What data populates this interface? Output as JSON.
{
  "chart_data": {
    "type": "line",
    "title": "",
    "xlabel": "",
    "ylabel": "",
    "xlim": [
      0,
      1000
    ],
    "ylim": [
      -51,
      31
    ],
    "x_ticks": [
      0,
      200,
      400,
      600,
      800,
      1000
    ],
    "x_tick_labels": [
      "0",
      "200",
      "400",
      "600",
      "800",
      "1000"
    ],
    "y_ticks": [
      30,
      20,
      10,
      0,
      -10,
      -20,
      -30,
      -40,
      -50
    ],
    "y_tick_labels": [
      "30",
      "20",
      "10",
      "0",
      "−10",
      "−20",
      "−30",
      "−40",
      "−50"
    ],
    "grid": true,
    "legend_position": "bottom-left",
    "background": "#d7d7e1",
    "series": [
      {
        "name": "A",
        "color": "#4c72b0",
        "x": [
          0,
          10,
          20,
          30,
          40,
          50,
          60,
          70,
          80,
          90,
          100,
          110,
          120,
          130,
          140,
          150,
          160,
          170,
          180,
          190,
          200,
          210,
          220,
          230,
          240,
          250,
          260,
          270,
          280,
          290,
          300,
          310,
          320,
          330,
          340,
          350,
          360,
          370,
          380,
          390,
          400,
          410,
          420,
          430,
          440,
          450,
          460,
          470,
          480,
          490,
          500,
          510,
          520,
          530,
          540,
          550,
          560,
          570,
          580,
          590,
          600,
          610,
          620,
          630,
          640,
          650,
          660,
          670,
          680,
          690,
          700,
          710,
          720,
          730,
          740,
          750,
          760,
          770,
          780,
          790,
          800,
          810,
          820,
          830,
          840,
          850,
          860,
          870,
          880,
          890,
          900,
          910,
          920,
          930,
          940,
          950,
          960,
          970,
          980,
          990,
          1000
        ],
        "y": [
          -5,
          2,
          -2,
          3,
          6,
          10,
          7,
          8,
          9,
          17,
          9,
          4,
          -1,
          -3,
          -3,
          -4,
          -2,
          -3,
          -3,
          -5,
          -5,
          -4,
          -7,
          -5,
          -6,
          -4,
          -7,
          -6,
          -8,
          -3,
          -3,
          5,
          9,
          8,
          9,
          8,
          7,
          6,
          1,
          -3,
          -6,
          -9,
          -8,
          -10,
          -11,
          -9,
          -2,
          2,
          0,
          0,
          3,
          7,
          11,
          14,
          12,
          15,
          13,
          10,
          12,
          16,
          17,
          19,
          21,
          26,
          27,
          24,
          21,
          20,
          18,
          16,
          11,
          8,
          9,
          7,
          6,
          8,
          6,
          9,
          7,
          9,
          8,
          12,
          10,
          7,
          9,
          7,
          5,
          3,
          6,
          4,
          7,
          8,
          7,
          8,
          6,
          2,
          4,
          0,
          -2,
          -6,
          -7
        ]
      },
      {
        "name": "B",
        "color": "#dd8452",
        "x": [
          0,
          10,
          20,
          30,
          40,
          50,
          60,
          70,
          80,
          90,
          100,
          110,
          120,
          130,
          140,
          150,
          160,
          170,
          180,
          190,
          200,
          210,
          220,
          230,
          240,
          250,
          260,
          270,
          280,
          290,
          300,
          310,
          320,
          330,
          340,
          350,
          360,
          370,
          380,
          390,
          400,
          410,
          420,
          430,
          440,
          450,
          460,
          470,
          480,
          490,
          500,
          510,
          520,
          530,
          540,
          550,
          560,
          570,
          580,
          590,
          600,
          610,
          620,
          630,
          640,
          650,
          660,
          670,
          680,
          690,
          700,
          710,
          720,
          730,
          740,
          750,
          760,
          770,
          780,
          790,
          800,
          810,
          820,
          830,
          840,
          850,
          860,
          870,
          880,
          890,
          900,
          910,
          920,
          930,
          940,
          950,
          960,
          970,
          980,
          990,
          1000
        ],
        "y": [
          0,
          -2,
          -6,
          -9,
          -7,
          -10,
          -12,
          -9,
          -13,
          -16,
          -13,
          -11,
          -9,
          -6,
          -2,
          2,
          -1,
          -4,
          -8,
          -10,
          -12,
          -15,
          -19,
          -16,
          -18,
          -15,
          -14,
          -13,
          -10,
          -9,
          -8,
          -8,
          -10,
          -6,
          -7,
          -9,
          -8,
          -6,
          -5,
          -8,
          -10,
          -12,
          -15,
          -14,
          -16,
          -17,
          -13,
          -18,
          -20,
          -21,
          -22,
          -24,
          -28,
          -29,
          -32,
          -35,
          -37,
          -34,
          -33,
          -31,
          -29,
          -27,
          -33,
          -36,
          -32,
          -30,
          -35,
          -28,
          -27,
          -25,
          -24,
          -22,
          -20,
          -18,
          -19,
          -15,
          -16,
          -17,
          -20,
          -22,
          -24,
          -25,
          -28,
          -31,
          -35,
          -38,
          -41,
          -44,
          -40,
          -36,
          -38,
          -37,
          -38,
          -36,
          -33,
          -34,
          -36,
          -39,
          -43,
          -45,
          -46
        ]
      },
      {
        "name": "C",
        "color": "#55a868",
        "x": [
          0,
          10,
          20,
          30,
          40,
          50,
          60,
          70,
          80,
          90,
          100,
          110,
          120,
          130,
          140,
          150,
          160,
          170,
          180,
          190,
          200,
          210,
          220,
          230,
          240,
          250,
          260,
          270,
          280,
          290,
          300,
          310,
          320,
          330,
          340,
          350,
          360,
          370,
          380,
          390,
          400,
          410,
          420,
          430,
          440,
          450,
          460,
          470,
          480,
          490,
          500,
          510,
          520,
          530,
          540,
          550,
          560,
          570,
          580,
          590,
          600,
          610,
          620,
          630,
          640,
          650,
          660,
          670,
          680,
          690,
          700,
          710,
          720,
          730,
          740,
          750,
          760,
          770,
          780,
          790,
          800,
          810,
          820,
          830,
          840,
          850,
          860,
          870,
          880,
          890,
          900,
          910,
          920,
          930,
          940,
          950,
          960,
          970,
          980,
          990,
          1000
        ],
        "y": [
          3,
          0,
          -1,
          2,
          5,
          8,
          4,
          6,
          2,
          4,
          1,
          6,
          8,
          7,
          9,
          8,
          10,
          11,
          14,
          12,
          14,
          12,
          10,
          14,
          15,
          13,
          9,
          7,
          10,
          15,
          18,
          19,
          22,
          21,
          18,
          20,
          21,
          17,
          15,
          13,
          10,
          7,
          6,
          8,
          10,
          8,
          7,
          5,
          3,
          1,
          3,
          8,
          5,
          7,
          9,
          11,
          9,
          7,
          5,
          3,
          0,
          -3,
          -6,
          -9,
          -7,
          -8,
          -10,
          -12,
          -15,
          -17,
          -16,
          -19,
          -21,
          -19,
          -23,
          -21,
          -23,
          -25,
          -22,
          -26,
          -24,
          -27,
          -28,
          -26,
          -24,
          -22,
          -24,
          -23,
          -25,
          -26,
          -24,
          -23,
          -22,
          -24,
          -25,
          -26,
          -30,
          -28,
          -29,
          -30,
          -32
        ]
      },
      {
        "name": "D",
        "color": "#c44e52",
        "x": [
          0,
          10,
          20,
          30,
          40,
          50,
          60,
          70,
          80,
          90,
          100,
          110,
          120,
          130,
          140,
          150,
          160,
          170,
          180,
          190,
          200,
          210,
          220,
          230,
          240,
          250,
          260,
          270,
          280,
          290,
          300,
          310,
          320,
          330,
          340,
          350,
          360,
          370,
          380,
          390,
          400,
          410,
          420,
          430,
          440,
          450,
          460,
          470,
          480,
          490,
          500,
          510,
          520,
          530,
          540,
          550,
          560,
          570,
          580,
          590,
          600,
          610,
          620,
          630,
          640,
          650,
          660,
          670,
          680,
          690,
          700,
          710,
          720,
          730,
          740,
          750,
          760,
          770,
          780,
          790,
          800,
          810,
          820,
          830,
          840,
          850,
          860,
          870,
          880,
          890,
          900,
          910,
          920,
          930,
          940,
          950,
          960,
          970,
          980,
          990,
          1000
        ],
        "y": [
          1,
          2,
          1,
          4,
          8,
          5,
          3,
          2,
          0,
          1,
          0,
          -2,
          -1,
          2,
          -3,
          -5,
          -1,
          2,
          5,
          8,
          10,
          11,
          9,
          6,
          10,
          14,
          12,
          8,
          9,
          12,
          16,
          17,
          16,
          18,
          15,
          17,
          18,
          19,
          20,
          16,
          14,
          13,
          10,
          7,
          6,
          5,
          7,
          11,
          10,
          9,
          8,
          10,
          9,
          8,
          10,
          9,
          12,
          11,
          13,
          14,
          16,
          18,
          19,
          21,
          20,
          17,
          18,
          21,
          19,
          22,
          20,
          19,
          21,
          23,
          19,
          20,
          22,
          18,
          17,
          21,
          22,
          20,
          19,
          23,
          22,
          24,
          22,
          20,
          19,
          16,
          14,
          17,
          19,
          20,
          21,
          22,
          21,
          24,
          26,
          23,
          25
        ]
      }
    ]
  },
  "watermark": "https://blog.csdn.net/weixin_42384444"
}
^^^^^^^^
§ The exercise: Go through the lines above. Select every one that has the string "color".

§ Exercise response:
        "color": "#4c72b0",
        "color": "#dd8452",
        "color": "#55a868",
        "color": "#c44e52",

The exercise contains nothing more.